§ **Consignes**:
(a) D'après l'extrait sur la ganaderia, combien de vaches reproductrices compte le cheptel ?
(b) Rédigez la suite de l'extrait sur la ganaderia à partir de la phrase qui le clôt.

§ **Passage extrait**:
----------
Matthieu a créé ce projet tout seul et je dois dire que je suis très fier de lui ! Il a imaginé le concept, dessiné les premières arènes gonflables, suivi la fabrication puis développé le projet à travers les ferias en France, en Espagne et au Portugal !
Son ambition est de créer de l’aficion et pour cela il est nécessaire de s’adresser aux plus jeunes afin que notre culture ne se perde pas. Le succès de ce projet est tel qu’il a, depuis, été copié ou imité par d’autres, ce qui est le gage d’une bonne transmission.
Il prépare d’ailleurs un deuxième livre de jeux destinés aux enfants après celui intitulé « Découvre la tauromachie en t’amusant » parrainé par Sébastien Castella. Ce deuxième tome devrait sortir dans le courant de l’année.
Pour la ganaderia, je ne me suis lancé dans sa création qu’avec l’assentiment de Matthieu car je savais dès le début que cela supposerait des coûts, des sacrifices et beaucoup de temps. Je savais que finalement c’est surtout lui qui pourrait en retirer, non pas de bénéfices, mais les fruits du travail accompli. Et je dois dire qu’il est encore plus passionné que moi sur l’aspect sélection et devenir de l’élevage.
-Avant d’évoquer les graves problèmes actuels, on pourrait faire un état des lieux sur votre élevage en 2020….
Notre cheptel est relativement réduit puisqu’il ne compte qu’une soixantaine de vaches reproductrices. Nous comptons à ce jour trois sementales : un d’origine « Jandilla », un autre de José Vazquez et un dernier issu de notre élevage provenant d’une très bonne famille d’encaste Jandilla.
----------
§ **Éléments enregistrés**:
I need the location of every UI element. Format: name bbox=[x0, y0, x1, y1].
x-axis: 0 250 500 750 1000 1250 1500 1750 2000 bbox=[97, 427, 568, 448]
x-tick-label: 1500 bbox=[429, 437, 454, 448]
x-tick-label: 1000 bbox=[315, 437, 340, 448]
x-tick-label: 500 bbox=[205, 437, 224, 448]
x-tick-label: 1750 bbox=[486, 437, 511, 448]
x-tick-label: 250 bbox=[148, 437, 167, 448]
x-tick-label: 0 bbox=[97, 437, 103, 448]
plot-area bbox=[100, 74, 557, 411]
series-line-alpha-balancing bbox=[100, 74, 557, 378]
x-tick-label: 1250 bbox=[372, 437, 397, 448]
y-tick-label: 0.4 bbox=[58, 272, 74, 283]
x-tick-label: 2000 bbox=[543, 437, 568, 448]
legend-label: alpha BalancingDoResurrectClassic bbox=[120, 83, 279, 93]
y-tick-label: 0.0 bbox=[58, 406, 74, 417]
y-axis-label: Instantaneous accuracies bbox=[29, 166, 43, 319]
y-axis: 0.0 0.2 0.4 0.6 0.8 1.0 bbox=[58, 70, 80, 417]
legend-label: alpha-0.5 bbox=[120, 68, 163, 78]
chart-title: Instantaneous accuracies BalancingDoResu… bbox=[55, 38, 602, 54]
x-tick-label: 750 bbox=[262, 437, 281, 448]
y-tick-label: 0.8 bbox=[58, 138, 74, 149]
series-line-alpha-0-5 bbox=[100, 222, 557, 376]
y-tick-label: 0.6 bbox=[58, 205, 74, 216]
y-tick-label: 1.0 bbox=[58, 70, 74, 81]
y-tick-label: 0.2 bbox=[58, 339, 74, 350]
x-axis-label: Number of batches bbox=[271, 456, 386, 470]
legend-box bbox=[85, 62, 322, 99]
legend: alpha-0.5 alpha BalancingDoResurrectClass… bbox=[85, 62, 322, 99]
----------
§ **Réponses fournies**:
(a) Une soixantaine.

(b)
Nous avons deux lots de vaches pour la « cubricion » et en principe nous séparons les « Jandilla » et les « Daniel Ruiz ». Petit à petit, les vaches marquées de San Sebastian sont de plus en plus nombreuses mais nous maintenons globalement la séparation des deux origines même si l’encaste Jandilla reste très largement majoritaire.
-Des lots prévus pour 2020 Non-piqué, novilladas, corridas… Et lesquels étaient retenus ou en voie de l’être ?
Pour 2020, nous avons une vingtaine de mâles âgés de 2 ans que nous souhaitons conservés pour une ou deux novilladas piquées en 2021. Du coup, nous n’avions rien de prévu pour cette année, ce qui, finalement est un moindre mal, compte tenu de la situation sanitaire actuelle.
-Vous avez un « taurodrome » pour faire courir vos toros….?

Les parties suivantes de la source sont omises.